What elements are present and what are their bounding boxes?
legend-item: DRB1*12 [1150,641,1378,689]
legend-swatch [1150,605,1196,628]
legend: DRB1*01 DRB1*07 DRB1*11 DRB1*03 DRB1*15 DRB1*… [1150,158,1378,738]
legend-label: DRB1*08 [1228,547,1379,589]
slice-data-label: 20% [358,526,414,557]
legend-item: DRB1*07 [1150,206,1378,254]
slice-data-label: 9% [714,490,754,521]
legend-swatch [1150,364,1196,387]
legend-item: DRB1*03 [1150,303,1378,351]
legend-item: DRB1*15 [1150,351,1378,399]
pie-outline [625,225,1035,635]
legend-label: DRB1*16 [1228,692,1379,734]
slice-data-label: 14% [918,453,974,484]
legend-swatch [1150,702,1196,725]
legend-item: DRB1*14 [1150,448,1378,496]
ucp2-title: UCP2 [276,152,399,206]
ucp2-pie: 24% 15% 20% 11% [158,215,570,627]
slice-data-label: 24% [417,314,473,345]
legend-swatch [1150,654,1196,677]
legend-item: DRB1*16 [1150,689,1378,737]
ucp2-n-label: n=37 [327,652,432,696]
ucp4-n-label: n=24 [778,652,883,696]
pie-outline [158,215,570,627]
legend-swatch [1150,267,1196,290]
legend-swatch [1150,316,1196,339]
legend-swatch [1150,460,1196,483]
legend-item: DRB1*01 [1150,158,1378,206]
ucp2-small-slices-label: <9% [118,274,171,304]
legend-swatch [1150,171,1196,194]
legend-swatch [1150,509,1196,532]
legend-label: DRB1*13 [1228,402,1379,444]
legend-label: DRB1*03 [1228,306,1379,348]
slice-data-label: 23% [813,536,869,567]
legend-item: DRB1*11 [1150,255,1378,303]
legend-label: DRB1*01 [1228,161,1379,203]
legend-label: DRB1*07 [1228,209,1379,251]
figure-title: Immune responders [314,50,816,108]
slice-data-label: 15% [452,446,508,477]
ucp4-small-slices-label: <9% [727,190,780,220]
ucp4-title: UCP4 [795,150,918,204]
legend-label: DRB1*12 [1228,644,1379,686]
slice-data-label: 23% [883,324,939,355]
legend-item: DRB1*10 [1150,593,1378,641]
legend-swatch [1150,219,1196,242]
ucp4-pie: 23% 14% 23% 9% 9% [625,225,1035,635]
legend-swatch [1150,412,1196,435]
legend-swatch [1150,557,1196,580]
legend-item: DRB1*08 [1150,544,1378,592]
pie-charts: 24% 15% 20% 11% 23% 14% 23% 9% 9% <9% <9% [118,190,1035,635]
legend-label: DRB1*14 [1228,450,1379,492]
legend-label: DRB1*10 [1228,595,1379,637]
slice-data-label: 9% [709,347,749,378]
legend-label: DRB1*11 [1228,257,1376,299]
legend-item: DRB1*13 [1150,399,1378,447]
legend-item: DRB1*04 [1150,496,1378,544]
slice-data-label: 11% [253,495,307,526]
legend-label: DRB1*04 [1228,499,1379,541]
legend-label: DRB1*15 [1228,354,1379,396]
++++++++++++++++++++
Rewrite the entries above, replacing every "legend-swatch" with "legend-marker" and keeping everything else the same.

> _Output_:
What elements are present and what are their bounding boxes?
legend-item: DRB1*12 [1150,641,1378,689]
legend-marker [1150,605,1196,628]
legend: DRB1*01 DRB1*07 DRB1*11 DRB1*03 DRB1*15 DRB1*… [1150,158,1378,738]
legend-label: DRB1*08 [1228,547,1379,589]
slice-data-label: 20% [358,526,414,557]
legend-item: DRB1*07 [1150,206,1378,254]
slice-data-label: 9% [714,490,754,521]
legend-marker [1150,364,1196,387]
legend-item: DRB1*03 [1150,303,1378,351]
legend-item: DRB1*15 [1150,351,1378,399]
pie-outline [625,225,1035,635]
legend-label: DRB1*16 [1228,692,1379,734]
slice-data-label: 14% [918,453,974,484]
legend-marker [1150,702,1196,725]
legend-item: DRB1*14 [1150,448,1378,496]
ucp2-title: UCP2 [276,152,399,206]
ucp2-pie: 24% 15% 20% 11% [158,215,570,627]
slice-data-label: 24% [417,314,473,345]
legend-marker [1150,654,1196,677]
legend-item: DRB1*16 [1150,689,1378,737]
ucp2-n-label: n=37 [327,652,432,696]
ucp4-n-label: n=24 [778,652,883,696]
pie-outline [158,215,570,627]
legend-marker [1150,267,1196,290]
legend-marker [1150,316,1196,339]
legend-marker [1150,460,1196,483]
legend-item: DRB1*01 [1150,158,1378,206]
ucp2-small-slices-label: <9% [118,274,171,304]
legend-marker [1150,171,1196,194]
legend-marker [1150,509,1196,532]
legend-label: DRB1*13 [1228,402,1379,444]
legend-label: DRB1*03 [1228,306,1379,348]
slice-data-label: 23% [813,536,869,567]
legend-item: DRB1*11 [1150,255,1378,303]
legend-label: DRB1*01 [1228,161,1379,203]
legend-label: DRB1*07 [1228,209,1379,251]
figure-title: Immune responders [314,50,816,108]
slice-data-label: 15% [452,446,508,477]
ucp4-small-slices-label: <9% [727,190,780,220]
ucp4-title: UCP4 [795,150,918,204]
legend-label: DRB1*12 [1228,644,1379,686]
slice-data-label: 23% [883,324,939,355]
legend-item: DRB1*10 [1150,593,1378,641]
legend-marker [1150,219,1196,242]
ucp4-pie: 23% 14% 23% 9% 9% [625,225,1035,635]
legend-marker [1150,412,1196,435]
legend-marker [1150,557,1196,580]
legend-item: DRB1*08 [1150,544,1378,592]
pie-charts: 24% 15% 20% 11% 23% 14% 23% 9% 9% <9% <9% [118,190,1035,635]
legend-label: DRB1*14 [1228,450,1379,492]
legend-label: DRB1*10 [1228,595,1379,637]
slice-data-label: 9% [709,347,749,378]
legend-label: DRB1*11 [1228,257,1376,299]
legend-item: DRB1*13 [1150,399,1378,447]
legend-item: DRB1*04 [1150,496,1378,544]
slice-data-label: 11% [253,495,307,526]
legend-label: DRB1*04 [1228,499,1379,541]
legend-label: DRB1*15 [1228,354,1379,396]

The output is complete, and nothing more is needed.